» **TASK**
The listing below should be copied in full, word for word.

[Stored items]
====

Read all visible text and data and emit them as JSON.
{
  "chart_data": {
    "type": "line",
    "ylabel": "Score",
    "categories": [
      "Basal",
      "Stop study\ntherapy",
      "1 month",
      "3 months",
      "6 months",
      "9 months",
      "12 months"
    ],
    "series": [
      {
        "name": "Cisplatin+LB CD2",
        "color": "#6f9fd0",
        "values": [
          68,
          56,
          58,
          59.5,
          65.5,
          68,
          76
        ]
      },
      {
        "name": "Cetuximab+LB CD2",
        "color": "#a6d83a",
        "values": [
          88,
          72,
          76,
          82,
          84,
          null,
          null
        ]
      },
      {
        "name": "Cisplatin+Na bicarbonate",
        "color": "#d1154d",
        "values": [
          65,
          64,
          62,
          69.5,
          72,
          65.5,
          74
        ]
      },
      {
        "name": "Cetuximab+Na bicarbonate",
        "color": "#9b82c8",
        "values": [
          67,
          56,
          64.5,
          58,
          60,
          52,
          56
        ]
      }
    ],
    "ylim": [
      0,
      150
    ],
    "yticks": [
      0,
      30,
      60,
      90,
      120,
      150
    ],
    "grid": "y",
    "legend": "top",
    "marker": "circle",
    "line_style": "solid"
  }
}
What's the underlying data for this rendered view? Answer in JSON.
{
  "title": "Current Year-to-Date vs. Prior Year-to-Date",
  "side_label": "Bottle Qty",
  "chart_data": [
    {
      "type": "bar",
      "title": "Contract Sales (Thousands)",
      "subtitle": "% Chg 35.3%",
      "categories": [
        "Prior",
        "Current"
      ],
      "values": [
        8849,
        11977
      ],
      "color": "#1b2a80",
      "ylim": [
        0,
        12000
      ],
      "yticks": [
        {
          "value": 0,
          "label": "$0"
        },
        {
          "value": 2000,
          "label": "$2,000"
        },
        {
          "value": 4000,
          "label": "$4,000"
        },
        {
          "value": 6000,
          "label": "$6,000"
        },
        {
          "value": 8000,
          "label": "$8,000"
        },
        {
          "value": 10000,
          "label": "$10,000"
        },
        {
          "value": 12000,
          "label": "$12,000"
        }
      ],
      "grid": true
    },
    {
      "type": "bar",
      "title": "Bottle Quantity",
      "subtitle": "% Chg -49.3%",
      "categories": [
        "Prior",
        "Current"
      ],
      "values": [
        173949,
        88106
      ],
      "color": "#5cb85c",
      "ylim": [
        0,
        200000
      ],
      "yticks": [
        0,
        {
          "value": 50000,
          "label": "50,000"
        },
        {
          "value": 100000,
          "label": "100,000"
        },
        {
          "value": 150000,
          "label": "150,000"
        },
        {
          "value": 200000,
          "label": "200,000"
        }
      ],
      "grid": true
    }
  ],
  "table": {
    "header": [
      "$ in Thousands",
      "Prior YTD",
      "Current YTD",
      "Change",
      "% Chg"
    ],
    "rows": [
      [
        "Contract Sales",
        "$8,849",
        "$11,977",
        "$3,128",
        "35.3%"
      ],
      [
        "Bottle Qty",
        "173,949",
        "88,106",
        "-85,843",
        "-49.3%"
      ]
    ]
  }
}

====

» **THE SOLUTION**
Read all visible text and data and emit them as JSON.
{
  "chart_data": {
    "type": "line",
    "ylabel": "Score",
    "categories": [
      "Basal",
      "Stop study\ntherapy",
      "1 month",
      "3 months",
      "6 months",
      "9 months",
      "12 months"
    ],
    "series": [
      {
        "name": "Cisplatin+LB CD2",
        "color": "#6f9fd0",
        "values": [
          68,
          56,
          58,
          59.5,
          65.5,
          68,
          76
        ]
      },
      {
        "name": "Cetuximab+LB CD2",
        "color": "#a6d83a",
        "values": [
          88,
          72,
          76,
          82,
          84,
          null,
          null
        ]
      },
      {
        "name": "Cisplatin+Na bicarbonate",
        "color": "#d1154d",
        "values": [
          65,
          64,
          62,
          69.5,
          72,
          65.5,
          74
        ]
      },
      {
        "name": "Cetuximab+Na bicarbonate",
        "color": "#9b82c8",
        "values": [
          67,
          56,
          64.5,
          58,
          60,
          52,
          56
        ]
      }
    ],
    "ylim": [
      0,
      150
    ],
    "yticks": [
      0,
      30,
      60,
      90,
      120,
      150
    ],
    "grid": "y",
    "legend": "top",
    "marker": "circle",
    "line_style": "solid"
  }
}
What's the underlying data for this rendered view? Answer in JSON.
{
  "title": "Current Year-to-Date vs. Prior Year-to-Date",
  "side_label": "Bottle Qty",
  "chart_data": [
    {
      "type": "bar",
      "title": "Contract Sales (Thousands)",
      "subtitle": "% Chg 35.3%",
      "categories": [
        "Prior",
        "Current"
      ],
      "values": [
        8849,
        11977
      ],
      "color": "#1b2a80",
      "ylim": [
        0,
        12000
      ],
      "yticks": [
        {
          "value": 0,
          "label": "$0"
        },
        {
          "value": 2000,
          "label": "$2,000"
        },
        {
          "value": 4000,
          "label": "$4,000"
        },
        {
          "value": 6000,
          "label": "$6,000"
        },
        {
          "value": 8000,
          "label": "$8,000"
        },
        {
          "value": 10000,
          "label": "$10,000"
        },
        {
          "value": 12000,
          "label": "$12,000"
        }
      ],
      "grid": true
    },
    {
      "type": "bar",
      "title": "Bottle Quantity",
      "subtitle": "% Chg -49.3%",
      "categories": [
        "Prior",
        "Current"
      ],
      "values": [
        173949,
        88106
      ],
      "color": "#5cb85c",
      "ylim": [
        0,
        200000
      ],
      "yticks": [
        0,
        {
          "value": 50000,
          "label": "50,000"
        },
        {
          "value": 100000,
          "label": "100,000"
        },
        {
          "value": 150000,
          "label": "150,000"
        },
        {
          "value": 200000,
          "label": "200,000"
        }
      ],
      "grid": true
    }
  ],
  "table": {
    "header": [
      "$ in Thousands",
      "Prior YTD",
      "Current YTD",
      "Change",
      "% Chg"
    ],
    "rows": [
      [
        "Contract Sales",
        "$8,849",
        "$11,977",
        "$3,128",
        "35.3%"
      ],
      [
        "Bottle Qty",
        "173,949",
        "88,106",
        "-85,843",
        "-49.3%"
      ]
    ]
  }
}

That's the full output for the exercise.